What to produce. Keep only the lines where "members" appears.

*** Task input

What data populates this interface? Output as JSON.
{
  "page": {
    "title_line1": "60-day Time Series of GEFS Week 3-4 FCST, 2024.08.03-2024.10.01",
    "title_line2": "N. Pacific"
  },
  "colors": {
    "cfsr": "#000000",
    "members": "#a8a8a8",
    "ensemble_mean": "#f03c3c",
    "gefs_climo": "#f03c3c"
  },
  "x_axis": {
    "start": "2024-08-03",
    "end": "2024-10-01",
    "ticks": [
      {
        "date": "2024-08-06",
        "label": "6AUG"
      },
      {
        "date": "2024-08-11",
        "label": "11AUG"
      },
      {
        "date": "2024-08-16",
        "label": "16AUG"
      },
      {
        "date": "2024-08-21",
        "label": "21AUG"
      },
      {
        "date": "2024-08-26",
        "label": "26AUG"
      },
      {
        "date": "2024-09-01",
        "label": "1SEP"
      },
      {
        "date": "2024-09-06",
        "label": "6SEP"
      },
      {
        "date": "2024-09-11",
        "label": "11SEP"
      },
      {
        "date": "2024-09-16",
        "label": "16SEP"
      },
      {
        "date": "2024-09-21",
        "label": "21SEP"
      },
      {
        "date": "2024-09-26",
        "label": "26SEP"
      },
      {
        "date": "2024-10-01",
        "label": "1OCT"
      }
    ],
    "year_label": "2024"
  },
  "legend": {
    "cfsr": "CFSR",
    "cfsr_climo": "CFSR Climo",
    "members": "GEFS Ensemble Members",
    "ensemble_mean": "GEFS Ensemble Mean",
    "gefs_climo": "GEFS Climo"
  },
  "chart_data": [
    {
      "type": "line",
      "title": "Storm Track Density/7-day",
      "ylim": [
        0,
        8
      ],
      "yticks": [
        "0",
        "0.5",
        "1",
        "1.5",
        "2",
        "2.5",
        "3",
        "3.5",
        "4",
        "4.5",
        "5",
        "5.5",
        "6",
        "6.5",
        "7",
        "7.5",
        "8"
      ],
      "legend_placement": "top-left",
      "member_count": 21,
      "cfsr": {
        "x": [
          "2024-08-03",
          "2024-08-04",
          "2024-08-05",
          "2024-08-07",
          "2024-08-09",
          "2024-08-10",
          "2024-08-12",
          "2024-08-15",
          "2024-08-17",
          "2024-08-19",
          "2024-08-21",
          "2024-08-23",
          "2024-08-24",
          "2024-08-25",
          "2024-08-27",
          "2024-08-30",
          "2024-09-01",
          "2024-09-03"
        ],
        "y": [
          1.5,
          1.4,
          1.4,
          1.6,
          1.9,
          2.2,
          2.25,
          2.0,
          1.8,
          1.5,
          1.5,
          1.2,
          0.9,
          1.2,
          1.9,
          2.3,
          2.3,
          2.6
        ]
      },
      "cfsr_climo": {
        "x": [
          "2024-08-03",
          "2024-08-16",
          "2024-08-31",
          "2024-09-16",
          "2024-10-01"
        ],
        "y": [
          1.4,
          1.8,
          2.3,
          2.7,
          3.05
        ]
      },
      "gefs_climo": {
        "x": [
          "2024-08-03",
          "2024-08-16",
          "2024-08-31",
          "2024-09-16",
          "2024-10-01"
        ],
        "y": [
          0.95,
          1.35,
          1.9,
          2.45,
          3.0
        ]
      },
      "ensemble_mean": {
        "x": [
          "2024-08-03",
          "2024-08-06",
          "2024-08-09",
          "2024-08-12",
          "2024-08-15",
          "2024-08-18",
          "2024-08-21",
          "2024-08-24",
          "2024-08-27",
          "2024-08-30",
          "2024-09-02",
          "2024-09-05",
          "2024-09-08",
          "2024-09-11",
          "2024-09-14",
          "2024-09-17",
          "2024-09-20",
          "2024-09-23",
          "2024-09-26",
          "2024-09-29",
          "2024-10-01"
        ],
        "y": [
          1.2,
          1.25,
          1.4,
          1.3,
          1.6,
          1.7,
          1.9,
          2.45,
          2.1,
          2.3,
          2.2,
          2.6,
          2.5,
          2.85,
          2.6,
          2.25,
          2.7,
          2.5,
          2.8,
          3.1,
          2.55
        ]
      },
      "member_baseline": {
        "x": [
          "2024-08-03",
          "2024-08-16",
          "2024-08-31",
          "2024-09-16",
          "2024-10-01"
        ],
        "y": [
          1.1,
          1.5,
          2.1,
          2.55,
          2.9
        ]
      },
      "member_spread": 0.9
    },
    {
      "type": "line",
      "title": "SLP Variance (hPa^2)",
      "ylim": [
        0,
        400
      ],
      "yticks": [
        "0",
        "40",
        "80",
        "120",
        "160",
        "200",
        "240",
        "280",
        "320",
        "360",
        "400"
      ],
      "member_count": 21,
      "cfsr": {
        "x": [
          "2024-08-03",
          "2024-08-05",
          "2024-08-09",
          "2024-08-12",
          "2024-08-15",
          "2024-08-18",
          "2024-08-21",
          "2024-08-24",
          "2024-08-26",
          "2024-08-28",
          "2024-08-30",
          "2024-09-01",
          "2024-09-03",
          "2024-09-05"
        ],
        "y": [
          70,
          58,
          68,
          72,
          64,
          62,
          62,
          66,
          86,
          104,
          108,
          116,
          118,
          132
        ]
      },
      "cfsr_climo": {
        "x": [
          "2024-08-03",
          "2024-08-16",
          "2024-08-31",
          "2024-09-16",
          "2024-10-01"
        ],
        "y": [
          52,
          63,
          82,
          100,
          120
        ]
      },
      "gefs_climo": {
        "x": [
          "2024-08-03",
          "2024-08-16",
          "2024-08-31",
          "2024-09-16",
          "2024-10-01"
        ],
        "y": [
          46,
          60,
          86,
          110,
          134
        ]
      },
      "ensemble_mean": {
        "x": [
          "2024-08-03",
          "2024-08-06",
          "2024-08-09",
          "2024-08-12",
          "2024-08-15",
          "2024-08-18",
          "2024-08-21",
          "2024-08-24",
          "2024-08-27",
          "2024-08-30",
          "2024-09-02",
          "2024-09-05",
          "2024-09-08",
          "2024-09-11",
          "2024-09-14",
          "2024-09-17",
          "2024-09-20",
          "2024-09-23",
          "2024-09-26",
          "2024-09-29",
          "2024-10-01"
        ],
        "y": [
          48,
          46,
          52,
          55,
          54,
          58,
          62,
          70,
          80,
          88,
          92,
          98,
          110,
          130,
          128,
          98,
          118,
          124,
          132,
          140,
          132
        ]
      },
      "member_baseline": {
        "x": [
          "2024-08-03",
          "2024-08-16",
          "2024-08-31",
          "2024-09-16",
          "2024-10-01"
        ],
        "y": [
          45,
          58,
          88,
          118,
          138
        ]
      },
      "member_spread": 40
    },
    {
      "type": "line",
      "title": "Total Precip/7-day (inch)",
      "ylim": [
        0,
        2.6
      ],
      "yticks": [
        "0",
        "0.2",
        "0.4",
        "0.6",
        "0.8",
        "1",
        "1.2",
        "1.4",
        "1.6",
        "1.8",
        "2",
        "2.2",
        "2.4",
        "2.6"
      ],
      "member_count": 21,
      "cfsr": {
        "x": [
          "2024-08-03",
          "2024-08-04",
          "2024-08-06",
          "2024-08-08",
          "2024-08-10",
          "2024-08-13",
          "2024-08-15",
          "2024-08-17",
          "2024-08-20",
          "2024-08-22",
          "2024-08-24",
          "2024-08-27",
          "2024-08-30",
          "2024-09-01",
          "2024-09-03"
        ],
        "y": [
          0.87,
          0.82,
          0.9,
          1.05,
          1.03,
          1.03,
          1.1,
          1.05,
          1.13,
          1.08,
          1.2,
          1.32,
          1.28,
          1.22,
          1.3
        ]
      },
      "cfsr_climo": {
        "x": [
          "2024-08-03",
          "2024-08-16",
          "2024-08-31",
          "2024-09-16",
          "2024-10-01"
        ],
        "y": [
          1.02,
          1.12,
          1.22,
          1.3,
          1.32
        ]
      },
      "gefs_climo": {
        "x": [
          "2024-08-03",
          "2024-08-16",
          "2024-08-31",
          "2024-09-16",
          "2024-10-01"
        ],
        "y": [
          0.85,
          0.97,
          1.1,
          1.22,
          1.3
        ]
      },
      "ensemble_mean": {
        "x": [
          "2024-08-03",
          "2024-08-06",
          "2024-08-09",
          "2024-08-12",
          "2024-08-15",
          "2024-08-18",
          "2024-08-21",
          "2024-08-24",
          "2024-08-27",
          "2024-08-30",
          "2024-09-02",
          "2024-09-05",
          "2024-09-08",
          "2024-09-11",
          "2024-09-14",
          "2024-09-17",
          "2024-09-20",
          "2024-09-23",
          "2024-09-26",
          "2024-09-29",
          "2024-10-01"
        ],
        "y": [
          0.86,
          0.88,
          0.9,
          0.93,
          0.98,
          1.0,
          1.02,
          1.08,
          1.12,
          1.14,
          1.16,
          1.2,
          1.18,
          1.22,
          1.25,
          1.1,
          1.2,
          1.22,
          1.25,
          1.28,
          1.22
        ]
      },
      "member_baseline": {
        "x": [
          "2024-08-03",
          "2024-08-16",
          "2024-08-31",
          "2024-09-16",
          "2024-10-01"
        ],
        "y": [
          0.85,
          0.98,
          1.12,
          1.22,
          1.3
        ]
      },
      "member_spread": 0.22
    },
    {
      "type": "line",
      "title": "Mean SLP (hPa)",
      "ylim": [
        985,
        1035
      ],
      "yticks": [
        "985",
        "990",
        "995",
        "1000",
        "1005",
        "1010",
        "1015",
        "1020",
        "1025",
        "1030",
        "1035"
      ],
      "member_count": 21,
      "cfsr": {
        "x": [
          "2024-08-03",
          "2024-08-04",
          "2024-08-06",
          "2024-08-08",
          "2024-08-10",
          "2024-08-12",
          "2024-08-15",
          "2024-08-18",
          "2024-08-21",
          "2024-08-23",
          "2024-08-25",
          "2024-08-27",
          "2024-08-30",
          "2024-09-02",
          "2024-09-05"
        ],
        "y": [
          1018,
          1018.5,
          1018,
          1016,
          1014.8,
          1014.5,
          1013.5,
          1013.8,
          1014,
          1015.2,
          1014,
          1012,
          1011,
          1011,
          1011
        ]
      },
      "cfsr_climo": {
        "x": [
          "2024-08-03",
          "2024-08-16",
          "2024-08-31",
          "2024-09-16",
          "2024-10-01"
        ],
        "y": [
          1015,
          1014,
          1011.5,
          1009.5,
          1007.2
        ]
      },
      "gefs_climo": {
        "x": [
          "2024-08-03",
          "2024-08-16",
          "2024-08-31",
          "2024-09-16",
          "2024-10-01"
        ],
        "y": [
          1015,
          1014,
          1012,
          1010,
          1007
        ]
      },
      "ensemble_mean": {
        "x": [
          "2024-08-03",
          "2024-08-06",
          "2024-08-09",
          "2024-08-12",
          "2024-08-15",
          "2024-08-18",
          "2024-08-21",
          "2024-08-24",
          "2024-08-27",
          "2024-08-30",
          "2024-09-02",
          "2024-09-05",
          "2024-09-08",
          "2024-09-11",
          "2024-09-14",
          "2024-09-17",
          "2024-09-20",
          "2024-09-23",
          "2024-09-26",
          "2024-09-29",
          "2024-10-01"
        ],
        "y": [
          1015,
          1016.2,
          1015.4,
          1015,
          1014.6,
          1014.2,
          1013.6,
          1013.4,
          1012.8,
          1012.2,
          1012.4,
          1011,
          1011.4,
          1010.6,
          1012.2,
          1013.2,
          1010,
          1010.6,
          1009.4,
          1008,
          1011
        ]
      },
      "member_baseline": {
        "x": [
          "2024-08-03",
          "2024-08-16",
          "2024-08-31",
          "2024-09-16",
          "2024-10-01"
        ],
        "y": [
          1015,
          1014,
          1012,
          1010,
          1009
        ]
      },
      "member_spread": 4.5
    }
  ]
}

******

Task output.
    "members": "#a8a8a8",
    "members": "GEFS Ensemble Members",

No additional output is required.